WHAT IS NEEDED
Below is a listing. Gather each line of it that contains "Libraries".
── RECORDS FOR THIS EXERCISE
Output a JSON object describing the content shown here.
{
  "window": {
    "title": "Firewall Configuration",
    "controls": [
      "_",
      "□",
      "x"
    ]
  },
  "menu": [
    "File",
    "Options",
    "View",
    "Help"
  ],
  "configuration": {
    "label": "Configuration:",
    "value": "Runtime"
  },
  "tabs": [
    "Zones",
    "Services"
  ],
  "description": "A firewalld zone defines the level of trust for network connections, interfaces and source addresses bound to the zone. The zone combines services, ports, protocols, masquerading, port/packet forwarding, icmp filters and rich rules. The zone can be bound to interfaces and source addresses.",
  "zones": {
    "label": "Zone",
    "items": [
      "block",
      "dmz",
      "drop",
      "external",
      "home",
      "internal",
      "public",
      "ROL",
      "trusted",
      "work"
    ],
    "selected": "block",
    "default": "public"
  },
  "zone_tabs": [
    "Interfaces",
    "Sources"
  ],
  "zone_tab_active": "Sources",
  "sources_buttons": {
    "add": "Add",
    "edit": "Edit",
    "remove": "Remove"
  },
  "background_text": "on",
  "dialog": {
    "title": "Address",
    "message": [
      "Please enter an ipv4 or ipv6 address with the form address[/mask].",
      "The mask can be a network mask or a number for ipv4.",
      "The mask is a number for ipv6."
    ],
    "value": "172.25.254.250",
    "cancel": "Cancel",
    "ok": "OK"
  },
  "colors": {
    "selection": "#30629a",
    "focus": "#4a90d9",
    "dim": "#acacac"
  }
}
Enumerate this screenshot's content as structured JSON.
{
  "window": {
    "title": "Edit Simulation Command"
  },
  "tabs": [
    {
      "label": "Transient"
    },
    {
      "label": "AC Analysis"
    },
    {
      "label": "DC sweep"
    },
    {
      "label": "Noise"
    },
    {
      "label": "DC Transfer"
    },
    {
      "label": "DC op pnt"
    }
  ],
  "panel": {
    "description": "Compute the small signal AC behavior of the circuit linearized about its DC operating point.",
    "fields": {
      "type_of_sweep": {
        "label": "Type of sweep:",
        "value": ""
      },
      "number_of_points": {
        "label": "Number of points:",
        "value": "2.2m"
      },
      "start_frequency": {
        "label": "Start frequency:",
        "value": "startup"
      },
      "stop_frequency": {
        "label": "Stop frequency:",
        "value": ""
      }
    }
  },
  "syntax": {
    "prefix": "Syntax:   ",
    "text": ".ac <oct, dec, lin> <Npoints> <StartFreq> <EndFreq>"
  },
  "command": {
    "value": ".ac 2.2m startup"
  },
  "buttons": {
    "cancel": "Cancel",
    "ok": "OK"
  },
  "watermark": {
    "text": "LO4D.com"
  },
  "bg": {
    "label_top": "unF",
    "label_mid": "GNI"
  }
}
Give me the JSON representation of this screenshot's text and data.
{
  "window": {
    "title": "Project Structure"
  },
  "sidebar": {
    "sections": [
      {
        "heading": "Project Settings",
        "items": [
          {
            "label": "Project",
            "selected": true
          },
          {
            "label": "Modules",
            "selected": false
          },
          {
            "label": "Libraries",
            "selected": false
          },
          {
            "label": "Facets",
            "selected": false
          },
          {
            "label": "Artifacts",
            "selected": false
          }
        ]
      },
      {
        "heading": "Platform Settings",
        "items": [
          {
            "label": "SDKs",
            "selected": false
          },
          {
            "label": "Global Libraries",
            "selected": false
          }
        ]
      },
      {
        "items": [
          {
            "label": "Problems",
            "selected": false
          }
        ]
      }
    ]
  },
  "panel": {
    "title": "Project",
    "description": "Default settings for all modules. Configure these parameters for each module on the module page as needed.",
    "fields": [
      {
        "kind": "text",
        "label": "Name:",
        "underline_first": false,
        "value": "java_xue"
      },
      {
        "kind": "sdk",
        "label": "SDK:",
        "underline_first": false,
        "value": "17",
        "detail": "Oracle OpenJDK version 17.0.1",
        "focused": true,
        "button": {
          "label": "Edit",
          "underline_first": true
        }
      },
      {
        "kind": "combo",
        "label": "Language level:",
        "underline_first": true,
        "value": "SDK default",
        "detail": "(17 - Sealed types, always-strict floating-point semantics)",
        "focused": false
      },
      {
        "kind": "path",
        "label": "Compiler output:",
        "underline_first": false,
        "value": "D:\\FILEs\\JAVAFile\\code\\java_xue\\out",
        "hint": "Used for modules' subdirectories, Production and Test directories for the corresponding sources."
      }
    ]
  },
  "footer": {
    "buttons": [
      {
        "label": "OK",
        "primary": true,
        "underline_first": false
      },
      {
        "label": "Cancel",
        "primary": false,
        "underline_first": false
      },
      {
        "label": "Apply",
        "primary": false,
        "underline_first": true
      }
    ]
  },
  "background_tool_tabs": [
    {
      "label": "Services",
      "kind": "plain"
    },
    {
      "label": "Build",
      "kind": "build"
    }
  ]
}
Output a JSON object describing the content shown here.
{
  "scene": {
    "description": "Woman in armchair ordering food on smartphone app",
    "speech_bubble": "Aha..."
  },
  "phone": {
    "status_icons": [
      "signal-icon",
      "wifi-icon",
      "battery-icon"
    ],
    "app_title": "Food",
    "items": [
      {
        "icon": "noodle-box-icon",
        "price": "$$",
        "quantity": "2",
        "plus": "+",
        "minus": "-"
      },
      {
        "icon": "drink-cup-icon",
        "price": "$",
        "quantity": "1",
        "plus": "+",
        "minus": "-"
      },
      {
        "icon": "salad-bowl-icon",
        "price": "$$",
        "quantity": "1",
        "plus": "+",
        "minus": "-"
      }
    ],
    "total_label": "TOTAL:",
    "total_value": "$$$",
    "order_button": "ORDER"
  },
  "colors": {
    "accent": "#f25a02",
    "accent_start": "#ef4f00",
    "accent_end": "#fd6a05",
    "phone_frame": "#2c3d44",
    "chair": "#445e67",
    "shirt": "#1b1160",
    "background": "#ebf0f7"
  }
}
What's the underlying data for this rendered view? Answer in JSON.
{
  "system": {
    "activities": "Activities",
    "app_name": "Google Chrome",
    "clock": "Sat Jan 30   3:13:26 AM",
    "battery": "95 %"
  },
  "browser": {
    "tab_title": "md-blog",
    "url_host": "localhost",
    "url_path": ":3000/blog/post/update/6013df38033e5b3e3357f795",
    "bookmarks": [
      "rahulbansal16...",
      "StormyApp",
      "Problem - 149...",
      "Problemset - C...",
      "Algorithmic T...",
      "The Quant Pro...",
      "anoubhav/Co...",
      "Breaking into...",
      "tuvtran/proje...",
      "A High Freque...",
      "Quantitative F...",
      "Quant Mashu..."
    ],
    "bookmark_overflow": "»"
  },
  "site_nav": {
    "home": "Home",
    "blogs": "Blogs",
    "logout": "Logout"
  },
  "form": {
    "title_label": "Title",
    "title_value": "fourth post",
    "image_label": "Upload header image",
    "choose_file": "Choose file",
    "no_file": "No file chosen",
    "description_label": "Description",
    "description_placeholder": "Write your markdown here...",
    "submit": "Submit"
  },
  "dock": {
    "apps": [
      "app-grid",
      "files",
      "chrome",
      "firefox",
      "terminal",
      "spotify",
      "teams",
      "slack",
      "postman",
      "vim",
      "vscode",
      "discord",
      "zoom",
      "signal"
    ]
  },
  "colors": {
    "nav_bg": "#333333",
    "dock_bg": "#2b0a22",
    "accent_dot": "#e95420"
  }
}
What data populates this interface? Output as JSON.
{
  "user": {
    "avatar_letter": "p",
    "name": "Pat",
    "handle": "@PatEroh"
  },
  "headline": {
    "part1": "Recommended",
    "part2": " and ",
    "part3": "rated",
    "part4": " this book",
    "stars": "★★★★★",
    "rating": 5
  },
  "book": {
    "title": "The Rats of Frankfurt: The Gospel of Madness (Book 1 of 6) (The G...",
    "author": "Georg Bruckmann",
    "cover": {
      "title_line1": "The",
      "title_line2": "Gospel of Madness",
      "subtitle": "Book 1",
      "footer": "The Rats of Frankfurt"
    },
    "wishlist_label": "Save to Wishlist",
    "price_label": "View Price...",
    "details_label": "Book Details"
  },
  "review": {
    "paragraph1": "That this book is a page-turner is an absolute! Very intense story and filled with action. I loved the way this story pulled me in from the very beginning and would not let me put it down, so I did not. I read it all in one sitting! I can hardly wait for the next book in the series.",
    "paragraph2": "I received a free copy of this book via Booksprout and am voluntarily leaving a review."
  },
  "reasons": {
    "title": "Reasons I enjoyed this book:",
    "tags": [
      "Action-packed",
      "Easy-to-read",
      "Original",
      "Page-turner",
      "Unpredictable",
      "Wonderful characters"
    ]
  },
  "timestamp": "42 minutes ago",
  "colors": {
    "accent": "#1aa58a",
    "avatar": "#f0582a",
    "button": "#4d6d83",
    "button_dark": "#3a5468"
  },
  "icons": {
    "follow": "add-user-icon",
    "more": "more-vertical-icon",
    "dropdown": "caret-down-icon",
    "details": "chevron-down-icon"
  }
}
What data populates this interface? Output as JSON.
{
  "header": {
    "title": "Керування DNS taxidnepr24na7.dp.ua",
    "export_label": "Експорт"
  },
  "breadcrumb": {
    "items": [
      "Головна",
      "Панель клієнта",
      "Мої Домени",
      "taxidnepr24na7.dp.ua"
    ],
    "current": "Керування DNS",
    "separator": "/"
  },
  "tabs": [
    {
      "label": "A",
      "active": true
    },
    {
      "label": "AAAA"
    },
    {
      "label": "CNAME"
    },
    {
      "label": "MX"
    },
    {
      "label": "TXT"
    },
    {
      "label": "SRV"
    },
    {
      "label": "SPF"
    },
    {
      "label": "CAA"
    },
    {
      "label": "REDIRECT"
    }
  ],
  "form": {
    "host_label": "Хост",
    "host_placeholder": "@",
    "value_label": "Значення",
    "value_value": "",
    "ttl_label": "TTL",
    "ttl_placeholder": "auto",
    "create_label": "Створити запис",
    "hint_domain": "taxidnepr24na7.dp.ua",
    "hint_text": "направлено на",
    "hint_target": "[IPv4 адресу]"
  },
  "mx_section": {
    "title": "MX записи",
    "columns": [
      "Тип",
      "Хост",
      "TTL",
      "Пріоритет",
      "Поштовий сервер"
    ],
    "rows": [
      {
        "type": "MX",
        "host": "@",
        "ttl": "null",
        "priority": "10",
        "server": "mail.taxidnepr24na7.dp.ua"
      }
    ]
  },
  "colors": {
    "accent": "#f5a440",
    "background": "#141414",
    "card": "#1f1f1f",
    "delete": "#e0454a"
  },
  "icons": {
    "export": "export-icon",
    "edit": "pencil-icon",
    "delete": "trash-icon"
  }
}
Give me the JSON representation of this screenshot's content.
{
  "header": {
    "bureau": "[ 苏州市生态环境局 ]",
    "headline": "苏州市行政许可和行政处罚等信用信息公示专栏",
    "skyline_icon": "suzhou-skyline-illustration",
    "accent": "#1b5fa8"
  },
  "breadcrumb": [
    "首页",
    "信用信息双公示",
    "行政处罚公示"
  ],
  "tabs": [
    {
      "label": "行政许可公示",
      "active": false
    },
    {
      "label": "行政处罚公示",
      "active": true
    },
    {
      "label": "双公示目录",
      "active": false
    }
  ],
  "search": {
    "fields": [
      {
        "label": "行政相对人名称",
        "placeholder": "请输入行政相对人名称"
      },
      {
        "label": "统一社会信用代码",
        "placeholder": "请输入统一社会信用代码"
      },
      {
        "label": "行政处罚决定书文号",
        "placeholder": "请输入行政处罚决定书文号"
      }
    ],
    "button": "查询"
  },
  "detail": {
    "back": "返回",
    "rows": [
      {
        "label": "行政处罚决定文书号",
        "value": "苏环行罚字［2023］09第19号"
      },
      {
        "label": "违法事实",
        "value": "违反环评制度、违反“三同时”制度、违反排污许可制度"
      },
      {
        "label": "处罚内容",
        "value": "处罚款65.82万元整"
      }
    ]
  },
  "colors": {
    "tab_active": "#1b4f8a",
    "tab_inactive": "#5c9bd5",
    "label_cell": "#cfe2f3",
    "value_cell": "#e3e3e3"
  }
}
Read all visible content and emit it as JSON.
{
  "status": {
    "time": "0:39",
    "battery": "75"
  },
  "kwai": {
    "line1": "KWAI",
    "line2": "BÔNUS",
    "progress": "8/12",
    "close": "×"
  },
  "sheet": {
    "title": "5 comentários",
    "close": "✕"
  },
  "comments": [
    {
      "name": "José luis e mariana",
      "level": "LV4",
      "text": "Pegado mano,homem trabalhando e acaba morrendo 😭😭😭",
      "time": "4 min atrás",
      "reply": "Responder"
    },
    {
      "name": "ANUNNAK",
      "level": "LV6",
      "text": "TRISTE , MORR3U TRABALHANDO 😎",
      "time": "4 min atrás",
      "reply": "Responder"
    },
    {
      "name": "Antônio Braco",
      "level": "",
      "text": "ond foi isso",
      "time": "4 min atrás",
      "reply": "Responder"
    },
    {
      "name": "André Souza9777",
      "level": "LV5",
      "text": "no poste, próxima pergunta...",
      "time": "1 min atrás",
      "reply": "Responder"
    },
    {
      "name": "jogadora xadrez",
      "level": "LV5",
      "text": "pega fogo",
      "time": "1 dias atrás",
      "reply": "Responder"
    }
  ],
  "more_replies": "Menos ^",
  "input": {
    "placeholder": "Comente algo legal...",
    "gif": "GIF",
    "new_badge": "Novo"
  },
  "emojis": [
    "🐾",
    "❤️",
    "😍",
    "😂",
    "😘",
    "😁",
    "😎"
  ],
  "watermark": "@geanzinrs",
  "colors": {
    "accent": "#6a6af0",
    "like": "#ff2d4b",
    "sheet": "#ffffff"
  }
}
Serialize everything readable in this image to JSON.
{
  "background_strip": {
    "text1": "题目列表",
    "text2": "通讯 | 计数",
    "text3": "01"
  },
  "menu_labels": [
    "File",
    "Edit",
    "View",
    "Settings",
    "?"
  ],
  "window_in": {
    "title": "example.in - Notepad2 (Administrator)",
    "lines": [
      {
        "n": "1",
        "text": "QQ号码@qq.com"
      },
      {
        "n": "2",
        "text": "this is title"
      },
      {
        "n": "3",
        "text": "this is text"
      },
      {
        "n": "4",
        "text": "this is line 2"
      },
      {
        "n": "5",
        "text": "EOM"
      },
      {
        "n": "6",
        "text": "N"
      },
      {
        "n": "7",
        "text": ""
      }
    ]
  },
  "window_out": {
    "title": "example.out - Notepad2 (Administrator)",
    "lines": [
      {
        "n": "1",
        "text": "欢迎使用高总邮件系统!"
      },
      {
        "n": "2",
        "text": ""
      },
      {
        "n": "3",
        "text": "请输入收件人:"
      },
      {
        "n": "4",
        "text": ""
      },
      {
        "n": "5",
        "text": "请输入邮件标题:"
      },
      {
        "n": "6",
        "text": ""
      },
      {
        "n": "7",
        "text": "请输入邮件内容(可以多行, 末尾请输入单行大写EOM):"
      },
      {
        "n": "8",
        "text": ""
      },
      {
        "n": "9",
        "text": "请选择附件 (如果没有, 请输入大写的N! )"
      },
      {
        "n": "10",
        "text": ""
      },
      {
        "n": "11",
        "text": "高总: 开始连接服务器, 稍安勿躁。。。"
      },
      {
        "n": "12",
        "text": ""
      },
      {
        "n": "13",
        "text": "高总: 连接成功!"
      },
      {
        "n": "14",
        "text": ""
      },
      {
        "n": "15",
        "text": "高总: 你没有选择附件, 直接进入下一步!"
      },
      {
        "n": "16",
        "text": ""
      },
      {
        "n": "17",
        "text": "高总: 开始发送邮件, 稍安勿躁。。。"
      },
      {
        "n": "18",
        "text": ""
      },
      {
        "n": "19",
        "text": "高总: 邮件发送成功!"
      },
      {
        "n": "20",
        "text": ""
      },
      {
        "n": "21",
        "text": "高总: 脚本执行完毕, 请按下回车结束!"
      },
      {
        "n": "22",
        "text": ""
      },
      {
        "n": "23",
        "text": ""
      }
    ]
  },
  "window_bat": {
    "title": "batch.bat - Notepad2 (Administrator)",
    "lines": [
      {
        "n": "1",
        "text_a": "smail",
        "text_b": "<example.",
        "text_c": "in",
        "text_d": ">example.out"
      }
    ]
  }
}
────
THE ANSWER
            "label": "Libraries",
            "label": "Global Libraries",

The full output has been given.